§ Problem description: Read the records below and copy each line that contains "ossis".

[Dataset entries]

★ ★ ★ ★ ★ ★ ★

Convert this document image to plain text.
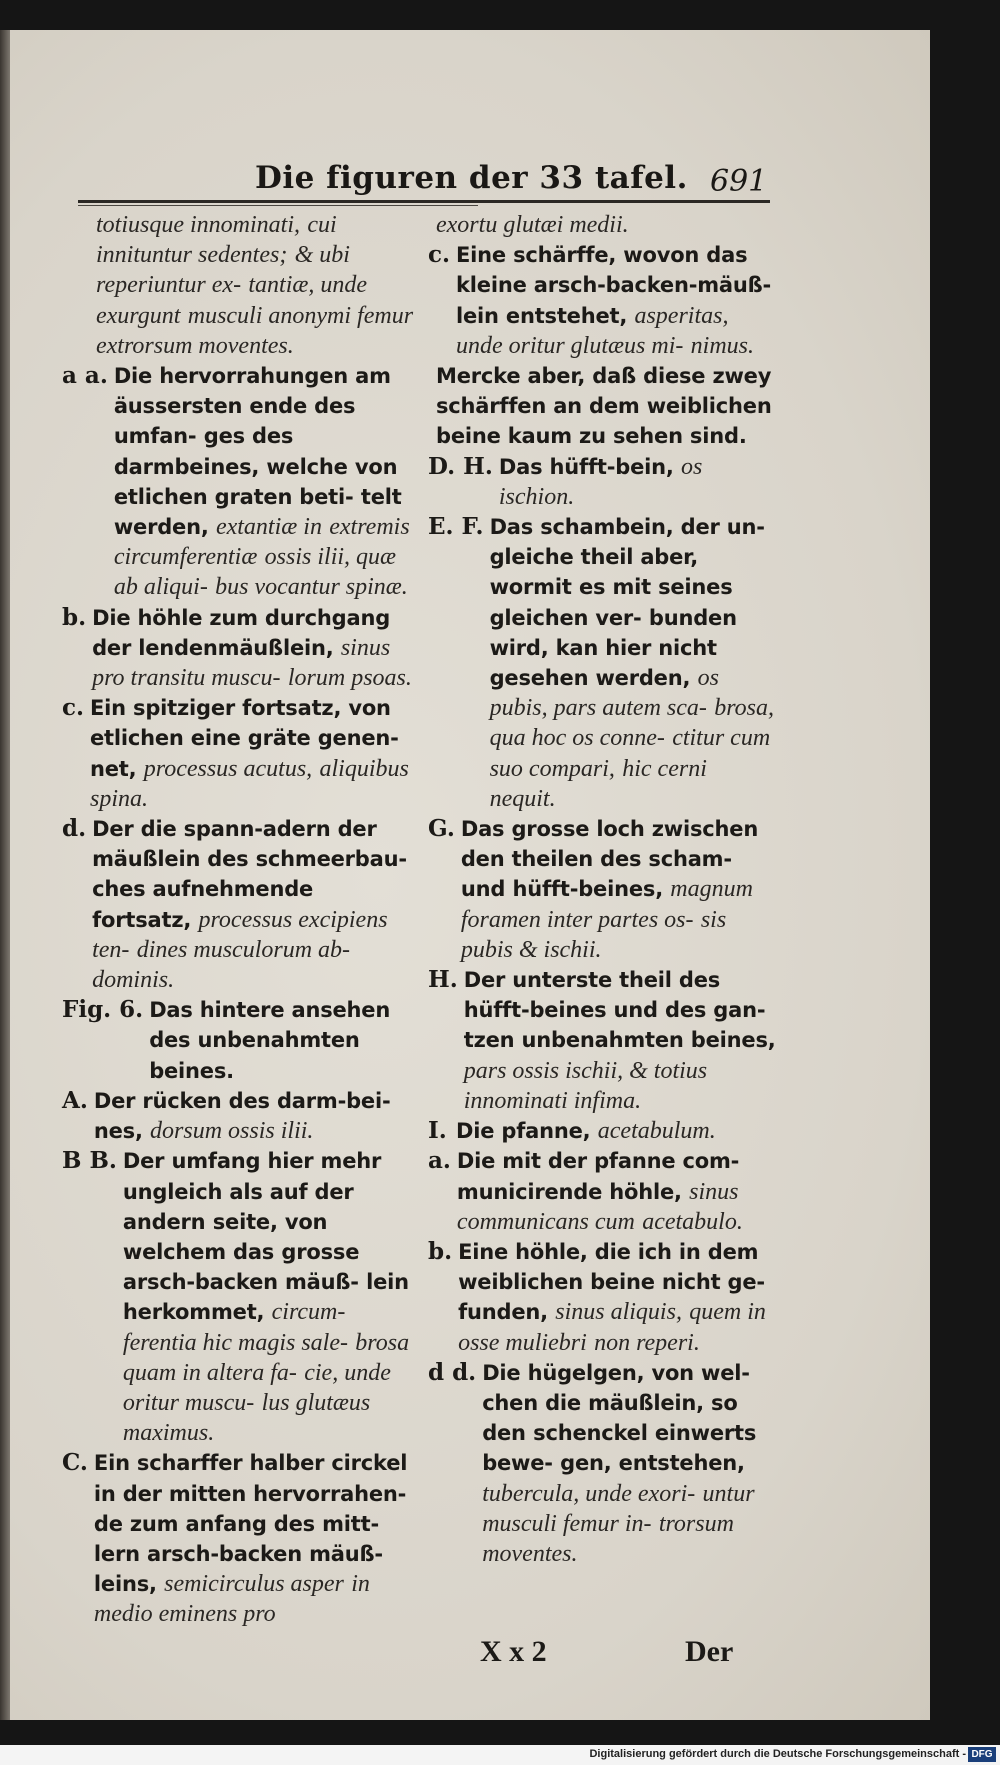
Die figuren der 33 tafel. 691
totiusque innominati, cui innituntur sedentes; & ubi reperiuntur ex- tantiæ, unde exurgunt musculi anonymi femur extrorsum moventes.
a a. Die hervorrahungen am äussersten ende des umfan- ges des darmbeines, welche von etlichen graten beti- telt werden, extantiæ in extremis circumferentiæ ossis ilii, quæ ab aliqui- bus vocantur spinæ.
b. Die höhle zum durchgang der lendenmäußlein, sinus pro transitu muscu- lorum psoas.
c. Ein spitziger fortsatz, von etlichen eine gräte genen- net, processus acutus, aliquibus spina.
d. Der die spann-adern der mäußlein des schmeerbau- ches aufnehmende fortsatz, processus excipiens ten- dines musculorum ab- dominis.
Fig. 6. Das hintere ansehen des unbenahmten beines.
A. Der rücken des darm-bei- nes, dorsum ossis ilii.
B B. Der umfang hier mehr ungleich als auf der andern seite, von welchem das grosse arsch-backen mäuß- lein herkommet, circum- ferentia hic magis sale- brosa quam in altera fa- cie, unde oritur muscu- lus glutæus maximus.
C. Ein scharffer halber circkel in der mitten hervorrahen- de zum anfang des mitt- lern arsch-backen mäuß- leins, semicirculus asper in medio eminens pro
exortu glutæi medii.
c. Eine schärffe, wovon das kleine arsch-backen-mäuß- lein entstehet, asperitas, unde oritur glutæus mi- nimus.
Mercke aber, daß diese zwey schärffen an dem weiblichen beine kaum zu sehen sind.
D. H. Das hüfft-bein, os ischion.
E. F. Das schambein, der un- gleiche theil aber, wormit es mit seines gleichen ver- bunden wird, kan hier nicht gesehen werden, os pubis, pars autem sca- brosa, qua hoc os conne- ctitur cum suo compari, hic cerni nequit.
G. Das grosse loch zwischen den theilen des scham-und hüfft-beines, magnum foramen inter partes os- sis pubis & ischii.
H. Der unterste theil des hüfft-beines und des gan- tzen unbenahmten beines, pars ossis ischii, & totius innominati infima.
I. Die pfanne, acetabulum.
a. Die mit der pfanne com- municirende höhle, sinus communicans cum acetabulo.
b. Eine höhle, die ich in dem weiblichen beine nicht ge- funden, sinus aliquis, quem in osse muliebri non reperi.
d d. Die hügelgen, von wel- chen die mäußlein, so den schenckel einwerts bewe- gen, entstehen, tubercula, unde exori- untur musculi femur in- trorsum moventes.
X x 2	Der
Digitalisierung gefördert durch die Deutsche Forschungsgemeinschaft - DFG
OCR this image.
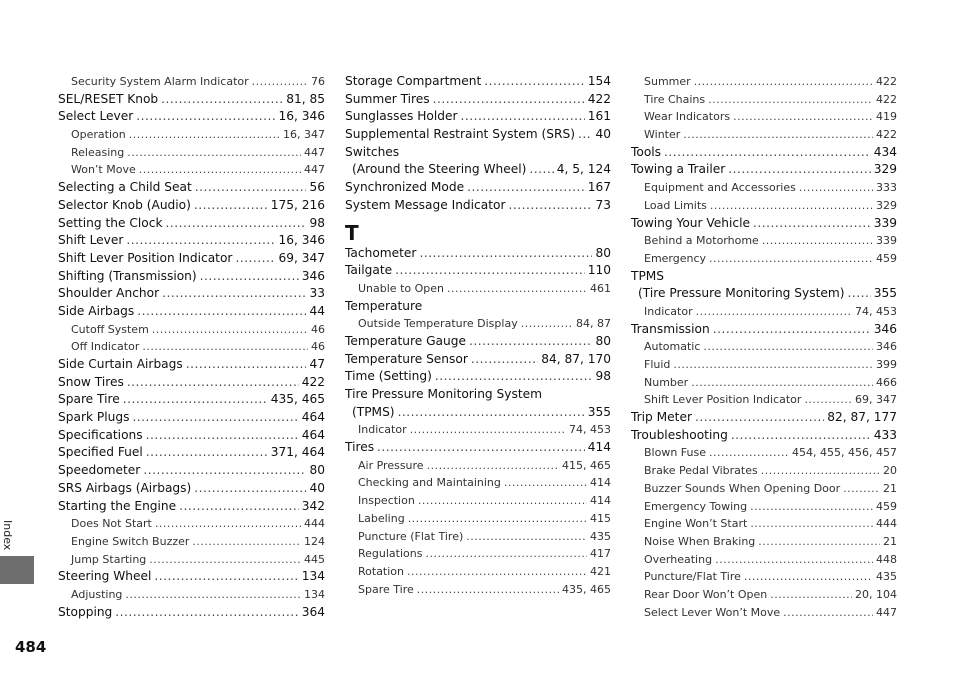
Security System Alarm Indicator .....	76
SEL/RESET Knob .....	81, 85
Select Lever .....	16, 346
Operation .....	16, 347
Releasing .....	447
Won’t Move .....	447
Selecting a Child Seat .....	56
Selector Knob (Audio) .....	175, 216
Setting the Clock .....	98
Shift Lever .....	16, 346
Shift Lever Position Indicator .....	69, 347
Shifting (Transmission) .....	346
Shoulder Anchor .....	33
Side Airbags .....	44
Cutoff System .....	46
Off Indicator .....	46
Side Curtain Airbags .....	47
Snow Tires .....	422
Spare Tire .....	435, 465
Spark Plugs .....	464
Specifications .....	464
Specified Fuel .....	371, 464
Speedometer .....	80
SRS Airbags (Airbags) .....	40
Starting the Engine .....	342
Does Not Start .....	444
Engine Switch Buzzer .....	124
Jump Starting .....	445
Steering Wheel .....	134
Adjusting .....	134
Stopping .....	364
Storage Compartment .....	154
Summer Tires .....	422
Sunglasses Holder .....	161
Supplemental Restraint System (SRS) ..... 40
Switches
(Around the Steering Wheel) ..... 4, 5, 124
Synchronized Mode .....	167
System Message Indicator .....	73
T
Tachometer .....	80
Tailgate .....	110
Unable to Open .....	461
Temperature
Outside Temperature Display .....	84, 87
Temperature Gauge .....	80
Temperature Sensor .....	84, 87, 170
Time (Setting) .....	98
Tire Pressure Monitoring System
(TPMS) .....	355
Indicator .....	74, 453
Tires .....	414
Air Pressure .....	415, 465
Checking and Maintaining .....	414
Inspection .....	414
Labeling .....	415
Puncture (Flat Tire) .....	435
Regulations .....	417
Rotation .....	421
Spare Tire .....	435, 465
Summer .....	422
Tire Chains .....	422
Wear Indicators .....	419
Winter .....	422
Tools .....	434
Towing a Trailer .....	329
Equipment and Accessories .....	333
Load Limits .....	329
Towing Your Vehicle .....	339
Behind a Motorhome .....	339
Emergency .....	459
TPMS
(Tire Pressure Monitoring System) ..... 355
Indicator .....	74, 453
Transmission .....	346
Automatic .....	346
Fluid .....	399
Number .....	466
Shift Lever Position Indicator .....	69, 347
Trip Meter .....	82, 87, 177
Troubleshooting .....	433
Blown Fuse .....	454, 455, 456, 457
Brake Pedal Vibrates .....	20
Buzzer Sounds When Opening Door .....	21
Emergency Towing .....	459
Engine Won’t Start .....	444
Noise When Braking .....	21
Overheating .....	448
Puncture/Flat Tire .....	435
Rear Door Won’t Open .....	20, 104
Select Lever Won’t Move .....	447
Index
484
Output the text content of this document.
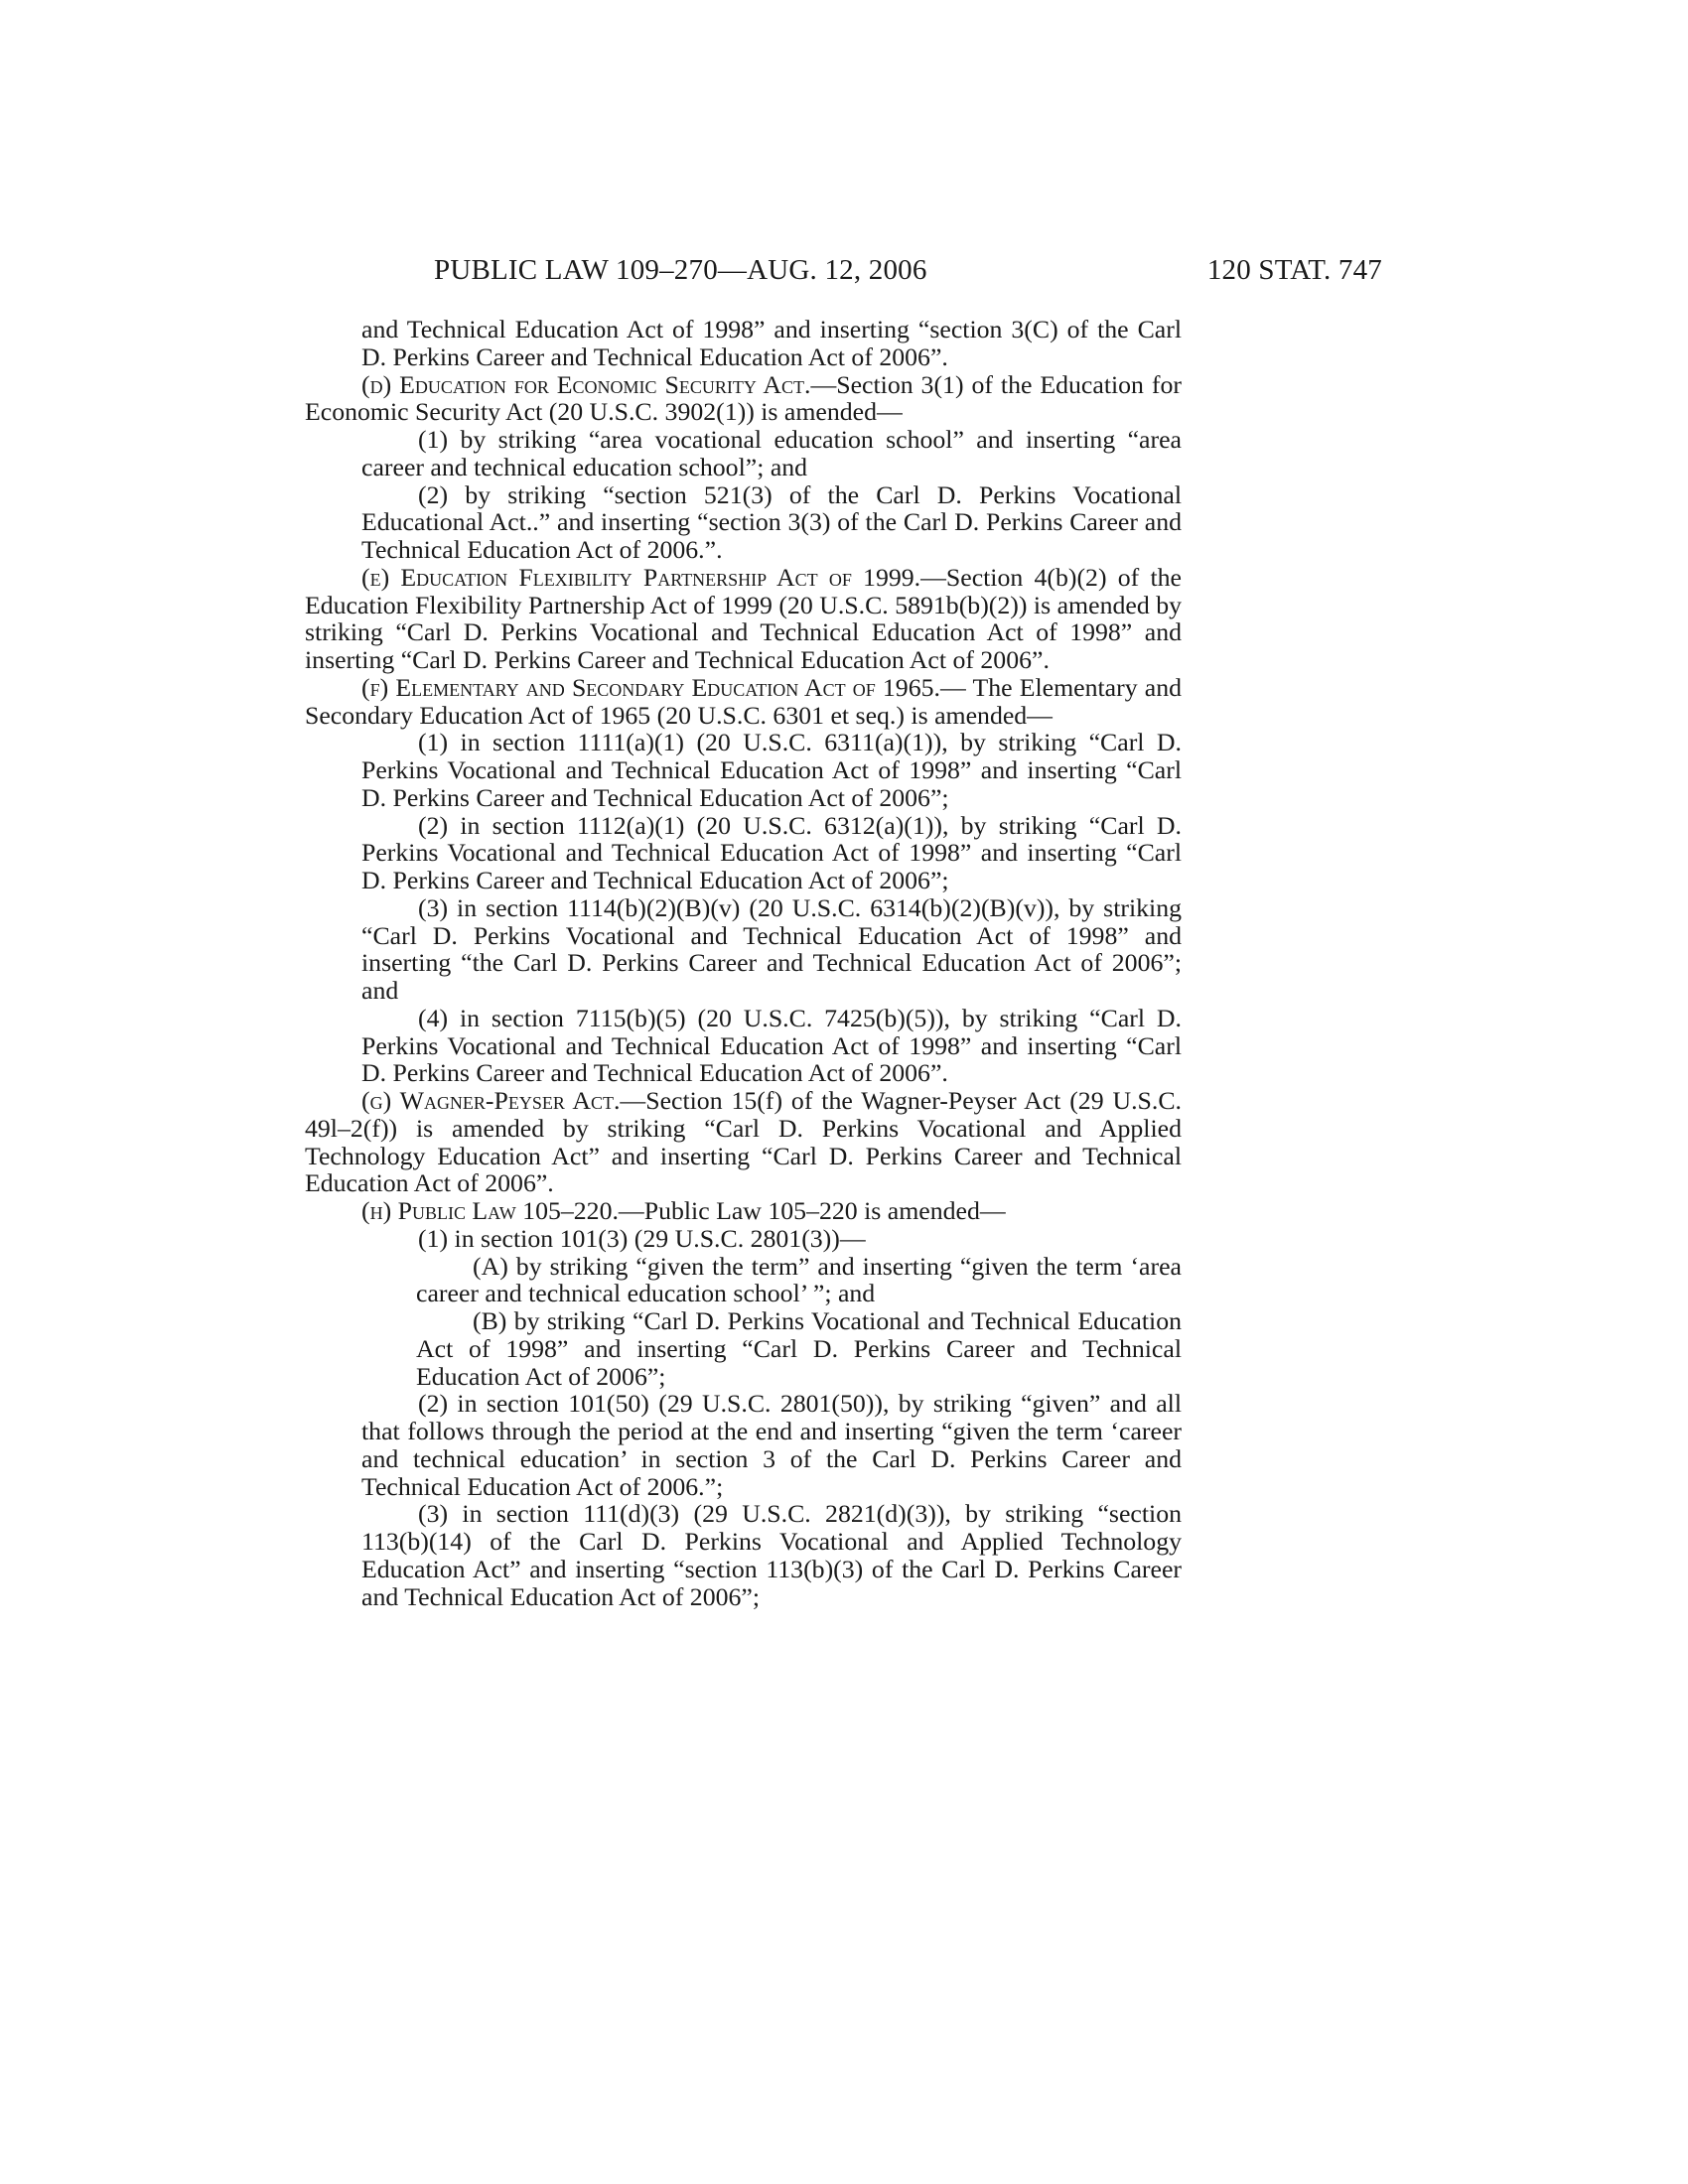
PUBLIC LAW 109–270—AUG. 12, 2006	120 STAT. 747

and Technical Education Act of 1998” and inserting “section 3(C) of the Carl D. Perkins Career and Technical Education Act of 2006”.

(d) Education for Economic Security Act.—Section 3(1) of the Education for Economic Security Act (20 U.S.C. 3902(1)) is amended—

(1) by striking “area vocational education school” and inserting “area career and technical education school”; and

(2) by striking “section 521(3) of the Carl D. Perkins Vocational Educational Act..” and inserting “section 3(3) of the Carl D. Perkins Career and Technical Education Act of 2006.”.

(e) Education Flexibility Partnership Act of 1999.—Section 4(b)(2) of the Education Flexibility Partnership Act of 1999 (20 U.S.C. 5891b(b)(2)) is amended by striking “Carl D. Perkins Vocational and Technical Education Act of 1998” and inserting “Carl D. Perkins Career and Technical Education Act of 2006”.

(f) Elementary and Secondary Education Act of 1965.— The Elementary and Secondary Education Act of 1965 (20 U.S.C. 6301 et seq.) is amended—

(1) in section 1111(a)(1) (20 U.S.C. 6311(a)(1)), by striking “Carl D. Perkins Vocational and Technical Education Act of 1998” and inserting “Carl D. Perkins Career and Technical Education Act of 2006”;

(2) in section 1112(a)(1) (20 U.S.C. 6312(a)(1)), by striking “Carl D. Perkins Vocational and Technical Education Act of 1998” and inserting “Carl D. Perkins Career and Technical Education Act of 2006”;

(3) in section 1114(b)(2)(B)(v) (20 U.S.C. 6314(b)(2)(B)(v)), by striking “Carl D. Perkins Vocational and Technical Education Act of 1998” and inserting “the Carl D. Perkins Career and Technical Education Act of 2006”; and

(4) in section 7115(b)(5) (20 U.S.C. 7425(b)(5)), by striking “Carl D. Perkins Vocational and Technical Education Act of 1998” and inserting “Carl D. Perkins Career and Technical Education Act of 2006”.

(g) Wagner-Peyser Act.—Section 15(f) of the Wagner-Peyser Act (29 U.S.C. 49l–2(f)) is amended by striking “Carl D. Perkins Vocational and Applied Technology Education Act” and inserting “Carl D. Perkins Career and Technical Education Act of 2006”.

(h) Public Law 105–220.—Public Law 105–220 is amended—

(1) in section 101(3) (29 U.S.C. 2801(3))—

(A) by striking “given the term” and inserting “given the term ‘area career and technical education school’ ”; and

(B) by striking “Carl D. Perkins Vocational and Technical Education Act of 1998” and inserting “Carl D. Perkins Career and Technical Education Act of 2006”;

(2) in section 101(50) (29 U.S.C. 2801(50)), by striking “given” and all that follows through the period at the end and inserting “given the term ‘career and technical education’ in section 3 of the Carl D. Perkins Career and Technical Education Act of 2006.”;

(3) in section 111(d)(3) (29 U.S.C. 2821(d)(3)), by striking “section 113(b)(14) of the Carl D. Perkins Vocational and Applied Technology Education Act” and inserting “section 113(b)(3) of the Carl D. Perkins Career and Technical Education Act of 2006”;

★ ★ ★ ★ ★ ★ ★

§ Answer to this problem:
a a. Die hervorrahungen am äussersten ende des umfan- ges des darmbeines, welche von etlichen graten beti- telt werden, extantiæ in extremis circumferentiæ ossis ilii, quæ ab aliqui- bus vocantur spinæ.
A. Der rücken des darm-bei- nes, dorsum ossis ilii.
H. Der unterste theil des hüfft-beines und des gan- tzen unbenahmten beines, pars ossis ischii, & totius innominati infima.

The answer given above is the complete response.